▶ _Task instructions_:
Reproduce exactly the line in which "Give me the" occurs and all the lines after it, ending with the last line.

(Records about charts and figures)
******
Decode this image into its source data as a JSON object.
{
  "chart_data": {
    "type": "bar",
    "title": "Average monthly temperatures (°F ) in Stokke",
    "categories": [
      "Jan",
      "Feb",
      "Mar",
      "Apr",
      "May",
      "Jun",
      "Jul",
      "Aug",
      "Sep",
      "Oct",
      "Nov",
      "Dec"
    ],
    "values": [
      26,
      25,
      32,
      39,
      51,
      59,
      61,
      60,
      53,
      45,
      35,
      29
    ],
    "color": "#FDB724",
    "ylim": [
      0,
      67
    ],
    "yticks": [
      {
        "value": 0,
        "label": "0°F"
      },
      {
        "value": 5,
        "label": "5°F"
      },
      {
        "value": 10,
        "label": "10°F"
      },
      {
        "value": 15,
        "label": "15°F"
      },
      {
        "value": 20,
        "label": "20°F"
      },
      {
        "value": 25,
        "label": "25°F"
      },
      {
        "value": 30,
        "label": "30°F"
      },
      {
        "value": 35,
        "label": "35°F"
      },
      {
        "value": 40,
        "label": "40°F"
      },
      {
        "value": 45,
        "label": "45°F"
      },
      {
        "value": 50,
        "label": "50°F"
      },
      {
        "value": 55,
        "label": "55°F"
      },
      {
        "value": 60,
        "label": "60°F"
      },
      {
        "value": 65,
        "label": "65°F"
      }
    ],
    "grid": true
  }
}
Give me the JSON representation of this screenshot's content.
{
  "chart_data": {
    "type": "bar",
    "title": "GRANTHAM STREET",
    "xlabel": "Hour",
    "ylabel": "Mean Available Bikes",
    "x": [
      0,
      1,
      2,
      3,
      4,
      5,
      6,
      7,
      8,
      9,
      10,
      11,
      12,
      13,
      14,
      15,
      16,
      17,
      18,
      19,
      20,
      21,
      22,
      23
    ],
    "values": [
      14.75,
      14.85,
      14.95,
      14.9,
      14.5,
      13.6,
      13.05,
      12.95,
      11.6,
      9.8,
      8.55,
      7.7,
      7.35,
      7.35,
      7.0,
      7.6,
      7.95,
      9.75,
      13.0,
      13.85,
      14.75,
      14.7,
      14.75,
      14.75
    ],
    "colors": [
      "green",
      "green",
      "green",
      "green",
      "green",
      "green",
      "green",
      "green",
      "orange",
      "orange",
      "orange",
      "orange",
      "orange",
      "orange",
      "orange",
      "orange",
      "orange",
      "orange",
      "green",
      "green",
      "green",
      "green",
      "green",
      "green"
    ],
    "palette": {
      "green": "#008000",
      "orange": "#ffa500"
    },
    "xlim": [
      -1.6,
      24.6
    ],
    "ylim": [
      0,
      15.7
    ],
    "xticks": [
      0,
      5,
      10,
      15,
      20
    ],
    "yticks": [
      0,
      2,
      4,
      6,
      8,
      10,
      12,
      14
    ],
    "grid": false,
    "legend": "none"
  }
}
******
▶ _Response to this exercise_:
Give me the JSON representation of this screenshot's content.
{
  "chart_data": {
    "type": "bar",
    "title": "GRANTHAM STREET",
    "xlabel": "Hour",
    "ylabel": "Mean Available Bikes",
    "x": [
      0,
      1,
      2,
      3,
      4,
      5,
      6,
      7,
      8,
      9,
      10,
      11,
      12,
      13,
      14,
      15,
      16,
      17,
      18,
      19,
      20,
      21,
      22,
      23
    ],
    "values": [
      14.75,
      14.85,
      14.95,
      14.9,
      14.5,
      13.6,
      13.05,
      12.95,
      11.6,
      9.8,
      8.55,
      7.7,
      7.35,
      7.35,
      7.0,
      7.6,
      7.95,
      9.75,
      13.0,
      13.85,
      14.75,
      14.7,
      14.75,
      14.75
    ],
    "colors": [
      "green",
      "green",
      "green",
      "green",
      "green",
      "green",
      "green",
      "green",
      "orange",
      "orange",
      "orange",
      "orange",
      "orange",
      "orange",
      "orange",
      "orange",
      "orange",
      "orange",
      "green",
      "green",
      "green",
      "green",
      "green",
      "green"
    ],
    "palette": {
      "green": "#008000",
      "orange": "#ffa500"
    },
    "xlim": [
      -1.6,
      24.6
    ],
    "ylim": [
      0,
      15.7
    ],
    "xticks": [
      0,
      5,
      10,
      15,
      20
    ],
    "yticks": [
      0,
      2,
      4,
      6,
      8,
      10,
      12,
      14
    ],
    "grid": false,
    "legend": "none"
  }
}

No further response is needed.